• _Exercise brief_
Repeat each line exactly, leaving nothing out.

(Dataset rows)
--- Begin ---
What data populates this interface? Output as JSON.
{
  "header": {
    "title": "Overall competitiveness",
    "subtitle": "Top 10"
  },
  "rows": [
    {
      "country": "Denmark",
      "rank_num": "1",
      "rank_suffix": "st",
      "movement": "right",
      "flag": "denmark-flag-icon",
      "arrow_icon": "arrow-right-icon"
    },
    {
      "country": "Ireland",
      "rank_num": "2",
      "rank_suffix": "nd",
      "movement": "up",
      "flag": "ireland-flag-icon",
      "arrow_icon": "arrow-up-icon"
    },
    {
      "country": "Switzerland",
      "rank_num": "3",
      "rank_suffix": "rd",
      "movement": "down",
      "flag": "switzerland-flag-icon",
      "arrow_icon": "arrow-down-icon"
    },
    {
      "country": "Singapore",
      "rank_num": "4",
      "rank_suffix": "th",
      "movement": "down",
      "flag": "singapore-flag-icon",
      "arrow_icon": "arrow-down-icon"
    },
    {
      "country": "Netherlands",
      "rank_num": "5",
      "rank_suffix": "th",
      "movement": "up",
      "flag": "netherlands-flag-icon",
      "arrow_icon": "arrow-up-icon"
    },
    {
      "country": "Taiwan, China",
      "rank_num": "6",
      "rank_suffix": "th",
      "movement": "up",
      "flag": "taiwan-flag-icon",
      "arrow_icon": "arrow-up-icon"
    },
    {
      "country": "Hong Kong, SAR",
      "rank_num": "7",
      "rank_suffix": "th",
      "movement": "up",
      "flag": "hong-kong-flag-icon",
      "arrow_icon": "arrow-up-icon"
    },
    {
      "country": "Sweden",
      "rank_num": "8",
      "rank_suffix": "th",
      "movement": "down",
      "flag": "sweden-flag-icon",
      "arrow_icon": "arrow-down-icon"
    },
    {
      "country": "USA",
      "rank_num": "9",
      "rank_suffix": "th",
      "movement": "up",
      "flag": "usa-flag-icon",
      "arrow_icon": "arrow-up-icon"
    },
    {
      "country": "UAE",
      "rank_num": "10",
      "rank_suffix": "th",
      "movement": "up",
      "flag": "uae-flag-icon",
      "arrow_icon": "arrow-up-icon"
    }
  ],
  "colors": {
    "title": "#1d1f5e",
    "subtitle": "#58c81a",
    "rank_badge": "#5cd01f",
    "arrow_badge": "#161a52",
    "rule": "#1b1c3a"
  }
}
--- End ---
• _Correct output_
What data populates this interface? Output as JSON.
{
  "header": {
    "title": "Overall competitiveness",
    "subtitle": "Top 10"
  },
  "rows": [
    {
      "country": "Denmark",
      "rank_num": "1",
      "rank_suffix": "st",
      "movement": "right",
      "flag": "denmark-flag-icon",
      "arrow_icon": "arrow-right-icon"
    },
    {
      "country": "Ireland",
      "rank_num": "2",
      "rank_suffix": "nd",
      "movement": "up",
      "flag": "ireland-flag-icon",
      "arrow_icon": "arrow-up-icon"
    },
    {
      "country": "Switzerland",
      "rank_num": "3",
      "rank_suffix": "rd",
      "movement": "down",
      "flag": "switzerland-flag-icon",
      "arrow_icon": "arrow-down-icon"
    },
    {
      "country": "Singapore",
      "rank_num": "4",
      "rank_suffix": "th",
      "movement": "down",
      "flag": "singapore-flag-icon",
      "arrow_icon": "arrow-down-icon"
    },
    {
      "country": "Netherlands",
      "rank_num": "5",
      "rank_suffix": "th",
      "movement": "up",
      "flag": "netherlands-flag-icon",
      "arrow_icon": "arrow-up-icon"
    },
    {
      "country": "Taiwan, China",
      "rank_num": "6",
      "rank_suffix": "th",
      "movement": "up",
      "flag": "taiwan-flag-icon",
      "arrow_icon": "arrow-up-icon"
    },
    {
      "country": "Hong Kong, SAR",
      "rank_num": "7",
      "rank_suffix": "th",
      "movement": "up",
      "flag": "hong-kong-flag-icon",
      "arrow_icon": "arrow-up-icon"
    },
    {
      "country": "Sweden",
      "rank_num": "8",
      "rank_suffix": "th",
      "movement": "down",
      "flag": "sweden-flag-icon",
      "arrow_icon": "arrow-down-icon"
    },
    {
      "country": "USA",
      "rank_num": "9",
      "rank_suffix": "th",
      "movement": "up",
      "flag": "usa-flag-icon",
      "arrow_icon": "arrow-up-icon"
    },
    {
      "country": "UAE",
      "rank_num": "10",
      "rank_suffix": "th",
      "movement": "up",
      "flag": "uae-flag-icon",
      "arrow_icon": "arrow-up-icon"
    }
  ],
  "colors": {
    "title": "#1d1f5e",
    "subtitle": "#58c81a",
    "rank_badge": "#5cd01f",
    "arrow_badge": "#161a52",
    "rule": "#1b1c3a"
  }
}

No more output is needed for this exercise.